**Seçilmiş metin:**
○ ○ ○ ○

ESKİ URFA TARİHİ VE KÜLTÜRÜ -143-

Urfa’da kış hazırlığını veya o dönemin şartları gereği, kış

korkusunu, eski Urfalıların zehreyi içeri koydun mı korkma

cümlesi içten gelen doğru temelli bir söz olduğu kadar, kış bu

şekilde hazırlık yapıldıktan sonra kış mevsiminden

korkulmayacağını ifade eder. Zehreyı içeri koyma sözcüğü bunu

doğru özetler. Kış hazırlığı sorunu hal edildikten sonra

atalarımız böylece rahat ederlerdi. Zaten sanayinin olmadığı

devirde, ekonomik işler özelikle kışın çok hareketli değildi.

Durağandı. Hatta Kış mevsim şartları gereği, büsbütün işler

durma noktasına gelirdi.

Aslında eski toplum insanlarında fazla tamahlık ta yoktu. Fazla

üretim tüketim yoktu. İnsanları tüketime bağımlı kılan tüketim

araçları yoktu. Ama huzur vardı. Eski dönemi bu anlamda

betimleyen bir halk sözü şöyledir, “vardır aşım kaygısız başım”

○ ○ ○ ○

**Verilen satırlar:**
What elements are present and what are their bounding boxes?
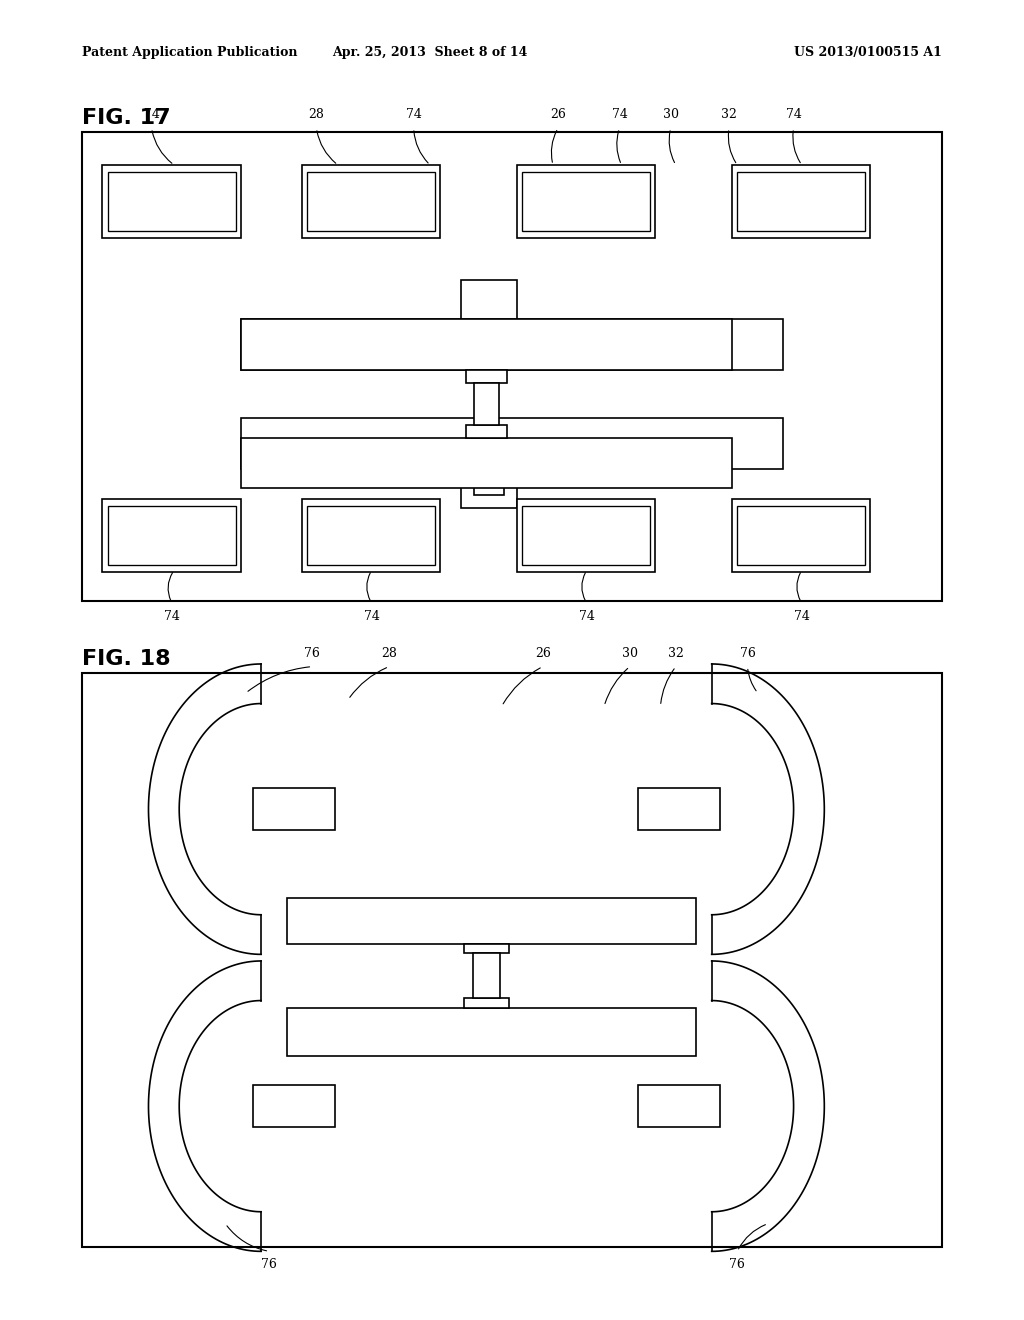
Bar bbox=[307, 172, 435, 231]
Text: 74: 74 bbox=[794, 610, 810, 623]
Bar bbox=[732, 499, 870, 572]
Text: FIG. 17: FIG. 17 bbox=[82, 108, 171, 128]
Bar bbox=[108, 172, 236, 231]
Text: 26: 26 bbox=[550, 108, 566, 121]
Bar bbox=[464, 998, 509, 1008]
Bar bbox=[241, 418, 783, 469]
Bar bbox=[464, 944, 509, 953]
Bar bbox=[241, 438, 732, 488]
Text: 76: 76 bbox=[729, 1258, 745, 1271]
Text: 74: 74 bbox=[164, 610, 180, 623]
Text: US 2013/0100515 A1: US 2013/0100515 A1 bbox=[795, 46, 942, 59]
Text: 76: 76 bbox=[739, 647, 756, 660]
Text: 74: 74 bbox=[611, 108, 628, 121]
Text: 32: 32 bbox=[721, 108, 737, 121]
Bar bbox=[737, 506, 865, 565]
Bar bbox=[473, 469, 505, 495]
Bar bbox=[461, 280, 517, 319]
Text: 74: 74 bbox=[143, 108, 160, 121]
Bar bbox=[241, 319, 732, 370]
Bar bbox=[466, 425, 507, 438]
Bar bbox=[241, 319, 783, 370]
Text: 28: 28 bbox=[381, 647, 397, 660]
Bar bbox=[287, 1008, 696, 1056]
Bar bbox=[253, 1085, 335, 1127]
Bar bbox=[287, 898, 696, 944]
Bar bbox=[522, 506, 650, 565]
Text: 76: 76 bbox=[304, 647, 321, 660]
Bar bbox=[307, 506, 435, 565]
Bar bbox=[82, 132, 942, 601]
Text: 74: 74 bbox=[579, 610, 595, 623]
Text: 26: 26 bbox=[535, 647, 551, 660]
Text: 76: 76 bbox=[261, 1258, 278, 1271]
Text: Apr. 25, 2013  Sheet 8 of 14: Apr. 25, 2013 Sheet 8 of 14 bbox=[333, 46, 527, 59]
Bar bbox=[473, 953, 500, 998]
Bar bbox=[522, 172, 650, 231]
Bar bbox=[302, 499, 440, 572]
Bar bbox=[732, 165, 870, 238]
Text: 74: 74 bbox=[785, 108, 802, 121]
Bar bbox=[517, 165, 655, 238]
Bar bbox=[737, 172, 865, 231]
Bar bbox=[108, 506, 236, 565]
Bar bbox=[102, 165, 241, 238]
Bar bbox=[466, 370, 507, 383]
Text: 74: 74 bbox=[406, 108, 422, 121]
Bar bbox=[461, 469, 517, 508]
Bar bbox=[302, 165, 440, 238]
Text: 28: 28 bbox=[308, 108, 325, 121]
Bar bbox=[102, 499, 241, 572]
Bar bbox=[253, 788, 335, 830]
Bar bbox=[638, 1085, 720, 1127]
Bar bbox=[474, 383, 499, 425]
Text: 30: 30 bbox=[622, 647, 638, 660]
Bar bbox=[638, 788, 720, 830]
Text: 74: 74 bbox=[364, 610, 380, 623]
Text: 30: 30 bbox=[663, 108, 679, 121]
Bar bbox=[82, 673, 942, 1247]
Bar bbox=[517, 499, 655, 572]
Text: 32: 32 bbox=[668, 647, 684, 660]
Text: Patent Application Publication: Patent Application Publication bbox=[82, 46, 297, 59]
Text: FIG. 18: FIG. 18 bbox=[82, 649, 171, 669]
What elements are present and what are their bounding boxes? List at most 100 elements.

○ ○ ○ ○

**Yapılacak işler:**
1. Eski Urfa'da kış hazırlığını anlatan metnin ikinci paragrafında "yoktu" sözcüğüyle eski toplumda bulunmadığı belirtilen şeylerin hepsini sırala.
2. Eski Urfa'da kış hazırlığını anlatan metinde "korkulmayacağını ifade eder." sözlerini içeren yerle açılıp "durma noktasına gelirdi." ile kapanan bölümü, "atalarımız" yerine "dedelerimiz" koyarak düzenle ve yeniden yaz.
3. Eski Urfa'da kış hazırlığını anlatan metni kaldığı yerden sürdür.

**Alıştırma yanıtları:**
1.
- Fazla tamahlık
- Fazla üretim tüketim
- İnsanları tüketime bağımlı kılan tüketim araçları

2.
korkulmayacağını ifade eder. Zehreyı içeri koyma sözcüğü bunu

doğru özetler. Kış hazırlığı sorunu hal edildikten sonra

dedelerimiz böylece rahat ederlerdi. Zaten sanayinin olmadığı

devirde, ekonomik işler özelikle kışın çok hareketli değildi.

Durağandı. Hatta Kış mevsim şartları gereği, büsbütün işler

durma noktasına gelirdi.

3.
çok duyulan ve uygulanan bir sözdü. Yani teori ile paratiğin

bütünlüğü söz konusuydu. En önemlisi insanlar henüz saflığını

ve doğallıklarını kayıp etmemişlerdi. Akrabalık dostluk komşuluk

ilişkileri yüzeysel değil samimi olurdu. Kışın dükkanlar sabah

namazı kılma gereğinden erken açılır, ama geç kapanmazdı.

İkindi namazından sonra Urfa’da esnafın çoğu genel de

dükkanlarını kapatırlardı. Uzun kış gecelerinde komşular

akrabalar bir araya gelirdi. hoşça vakit geçirilir, şakalar yapılır,

sohbetler edilir. Mizah sosyal hayatın içerisinde vardı. Ayrıca

eski zamanların filimleri veya dizileri diyelim, bizim Urfa

şivesiyle heket, mesele dediğimiz, masalları iyi bilen genel de

yaşlı tecrübeli büyüklerin tadına doyum olmaz bir şekil de

anlatırlardı. Çocuktum, şimdi anımsıyorum, keşke o dönemler

de ses kayıt cihazları olsaydı o tadına doyulmaz meselleri

hikayeleri kayıd edebilseydik diye hayıflanırım. Belki bu

hikayeler kayit edilseydi, yüzlerce kitap, roman ortaya çıkardı.

İnanın, özel de bir şark klasiği genel de bir dünya klasiği haline

gelmiş bir kaç ciltlik olan bin bir gece masallarını, bizim Urfa

masalları geçerdi diye tahmin ediyorum.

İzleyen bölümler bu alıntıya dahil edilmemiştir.